§ CHALLENGE
Give a count of the lines below that have the string "agora" in them, with no other words.

§ DATASET ENTRIES

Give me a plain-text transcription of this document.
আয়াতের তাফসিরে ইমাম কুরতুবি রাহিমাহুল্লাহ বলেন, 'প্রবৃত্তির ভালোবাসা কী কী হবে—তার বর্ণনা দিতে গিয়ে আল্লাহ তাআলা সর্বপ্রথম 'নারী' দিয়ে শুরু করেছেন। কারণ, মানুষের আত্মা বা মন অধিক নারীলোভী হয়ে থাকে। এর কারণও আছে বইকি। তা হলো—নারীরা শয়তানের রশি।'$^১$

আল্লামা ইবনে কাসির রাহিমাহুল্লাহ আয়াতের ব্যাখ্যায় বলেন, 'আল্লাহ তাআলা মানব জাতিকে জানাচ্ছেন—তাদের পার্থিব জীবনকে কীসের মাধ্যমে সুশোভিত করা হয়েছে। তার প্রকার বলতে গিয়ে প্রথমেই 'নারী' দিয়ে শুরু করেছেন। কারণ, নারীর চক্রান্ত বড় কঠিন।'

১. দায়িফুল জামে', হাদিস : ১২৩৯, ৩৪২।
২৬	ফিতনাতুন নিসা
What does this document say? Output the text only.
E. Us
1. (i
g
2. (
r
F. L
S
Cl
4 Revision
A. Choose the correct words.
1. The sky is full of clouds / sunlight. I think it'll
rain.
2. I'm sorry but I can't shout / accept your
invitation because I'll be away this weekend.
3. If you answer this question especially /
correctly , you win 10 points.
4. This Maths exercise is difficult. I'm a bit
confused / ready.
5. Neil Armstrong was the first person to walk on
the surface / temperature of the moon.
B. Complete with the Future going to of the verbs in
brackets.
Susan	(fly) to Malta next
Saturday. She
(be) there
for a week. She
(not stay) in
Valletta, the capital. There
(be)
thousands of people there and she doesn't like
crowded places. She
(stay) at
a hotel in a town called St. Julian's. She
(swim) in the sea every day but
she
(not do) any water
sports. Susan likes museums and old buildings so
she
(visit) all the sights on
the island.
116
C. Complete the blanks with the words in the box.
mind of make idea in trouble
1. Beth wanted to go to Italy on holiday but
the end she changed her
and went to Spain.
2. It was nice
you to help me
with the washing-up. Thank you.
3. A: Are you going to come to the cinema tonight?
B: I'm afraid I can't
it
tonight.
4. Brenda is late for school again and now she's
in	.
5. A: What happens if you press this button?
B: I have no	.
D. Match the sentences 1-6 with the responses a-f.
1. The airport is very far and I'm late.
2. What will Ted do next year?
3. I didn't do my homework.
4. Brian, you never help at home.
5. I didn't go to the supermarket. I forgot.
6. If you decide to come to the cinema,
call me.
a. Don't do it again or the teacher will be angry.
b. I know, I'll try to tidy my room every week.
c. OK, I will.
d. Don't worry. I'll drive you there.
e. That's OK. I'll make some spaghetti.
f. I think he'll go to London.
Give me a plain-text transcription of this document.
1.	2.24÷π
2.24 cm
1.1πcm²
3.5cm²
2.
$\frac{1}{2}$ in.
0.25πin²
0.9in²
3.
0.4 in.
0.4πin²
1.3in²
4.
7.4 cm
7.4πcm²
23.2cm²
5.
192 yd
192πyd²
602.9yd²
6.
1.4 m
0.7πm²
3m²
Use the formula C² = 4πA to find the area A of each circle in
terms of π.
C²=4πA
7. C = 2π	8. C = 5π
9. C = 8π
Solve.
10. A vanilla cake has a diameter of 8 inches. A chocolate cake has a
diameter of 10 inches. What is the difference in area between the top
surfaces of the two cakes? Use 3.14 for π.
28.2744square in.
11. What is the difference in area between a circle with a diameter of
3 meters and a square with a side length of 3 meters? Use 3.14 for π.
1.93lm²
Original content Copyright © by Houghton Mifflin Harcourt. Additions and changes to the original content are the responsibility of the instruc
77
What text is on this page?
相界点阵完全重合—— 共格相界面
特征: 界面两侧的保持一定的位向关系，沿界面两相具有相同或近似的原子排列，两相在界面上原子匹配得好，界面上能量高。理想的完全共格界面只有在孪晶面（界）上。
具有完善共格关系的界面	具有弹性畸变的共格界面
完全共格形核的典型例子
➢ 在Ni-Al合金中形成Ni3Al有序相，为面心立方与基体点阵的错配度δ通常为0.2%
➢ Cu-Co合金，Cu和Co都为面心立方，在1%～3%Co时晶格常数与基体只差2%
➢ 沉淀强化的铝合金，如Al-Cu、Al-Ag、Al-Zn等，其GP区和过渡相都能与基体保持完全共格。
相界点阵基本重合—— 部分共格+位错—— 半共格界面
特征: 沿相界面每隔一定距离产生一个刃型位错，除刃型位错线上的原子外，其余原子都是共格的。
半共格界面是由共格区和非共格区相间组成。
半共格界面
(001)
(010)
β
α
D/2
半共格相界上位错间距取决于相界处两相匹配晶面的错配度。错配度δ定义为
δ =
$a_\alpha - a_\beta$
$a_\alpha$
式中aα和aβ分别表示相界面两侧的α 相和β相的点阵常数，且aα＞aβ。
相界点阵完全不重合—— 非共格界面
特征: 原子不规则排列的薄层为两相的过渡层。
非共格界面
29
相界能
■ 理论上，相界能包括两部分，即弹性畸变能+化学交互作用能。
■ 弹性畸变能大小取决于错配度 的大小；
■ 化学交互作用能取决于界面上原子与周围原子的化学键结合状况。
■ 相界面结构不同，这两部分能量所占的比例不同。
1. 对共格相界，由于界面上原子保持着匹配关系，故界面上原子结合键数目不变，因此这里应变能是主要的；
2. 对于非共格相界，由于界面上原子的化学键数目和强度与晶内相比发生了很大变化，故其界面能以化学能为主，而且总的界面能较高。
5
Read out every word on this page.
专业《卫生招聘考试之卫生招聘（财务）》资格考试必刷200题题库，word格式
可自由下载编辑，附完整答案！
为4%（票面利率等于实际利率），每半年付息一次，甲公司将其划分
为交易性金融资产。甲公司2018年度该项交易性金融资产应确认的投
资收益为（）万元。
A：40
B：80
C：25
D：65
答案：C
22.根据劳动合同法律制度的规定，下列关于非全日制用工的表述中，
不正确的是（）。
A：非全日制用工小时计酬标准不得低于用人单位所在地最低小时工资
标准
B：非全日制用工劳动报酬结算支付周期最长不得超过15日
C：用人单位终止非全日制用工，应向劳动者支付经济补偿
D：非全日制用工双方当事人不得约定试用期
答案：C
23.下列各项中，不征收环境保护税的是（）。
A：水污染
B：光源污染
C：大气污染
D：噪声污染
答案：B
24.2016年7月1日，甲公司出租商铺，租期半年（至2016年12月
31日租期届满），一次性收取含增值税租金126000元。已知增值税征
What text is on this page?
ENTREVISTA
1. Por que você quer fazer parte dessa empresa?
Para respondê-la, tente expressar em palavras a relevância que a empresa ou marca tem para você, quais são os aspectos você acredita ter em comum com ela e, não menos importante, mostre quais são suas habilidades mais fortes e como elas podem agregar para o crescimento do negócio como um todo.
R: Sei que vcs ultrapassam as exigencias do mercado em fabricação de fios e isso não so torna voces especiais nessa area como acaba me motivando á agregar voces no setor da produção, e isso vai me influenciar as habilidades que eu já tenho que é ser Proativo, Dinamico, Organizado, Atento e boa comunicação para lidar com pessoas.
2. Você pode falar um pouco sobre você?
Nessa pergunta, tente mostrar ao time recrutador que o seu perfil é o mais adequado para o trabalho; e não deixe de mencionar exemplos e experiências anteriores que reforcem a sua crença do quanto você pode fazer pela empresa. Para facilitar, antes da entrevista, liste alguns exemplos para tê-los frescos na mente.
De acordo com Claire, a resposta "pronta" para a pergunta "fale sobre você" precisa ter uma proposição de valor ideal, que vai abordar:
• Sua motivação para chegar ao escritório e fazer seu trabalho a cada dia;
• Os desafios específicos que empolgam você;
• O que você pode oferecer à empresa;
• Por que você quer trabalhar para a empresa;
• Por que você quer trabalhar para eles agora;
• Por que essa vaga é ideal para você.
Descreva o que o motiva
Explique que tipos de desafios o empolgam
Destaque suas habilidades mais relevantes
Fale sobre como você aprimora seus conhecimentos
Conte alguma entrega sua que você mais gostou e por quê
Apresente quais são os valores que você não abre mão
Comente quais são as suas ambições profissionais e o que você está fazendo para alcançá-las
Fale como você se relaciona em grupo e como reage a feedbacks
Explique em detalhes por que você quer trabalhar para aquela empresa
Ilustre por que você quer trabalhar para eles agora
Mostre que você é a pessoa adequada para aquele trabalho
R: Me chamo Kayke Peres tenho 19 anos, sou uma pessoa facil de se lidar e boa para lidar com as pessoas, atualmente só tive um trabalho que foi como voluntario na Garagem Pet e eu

§ SOLUTION TO THIS TASK
2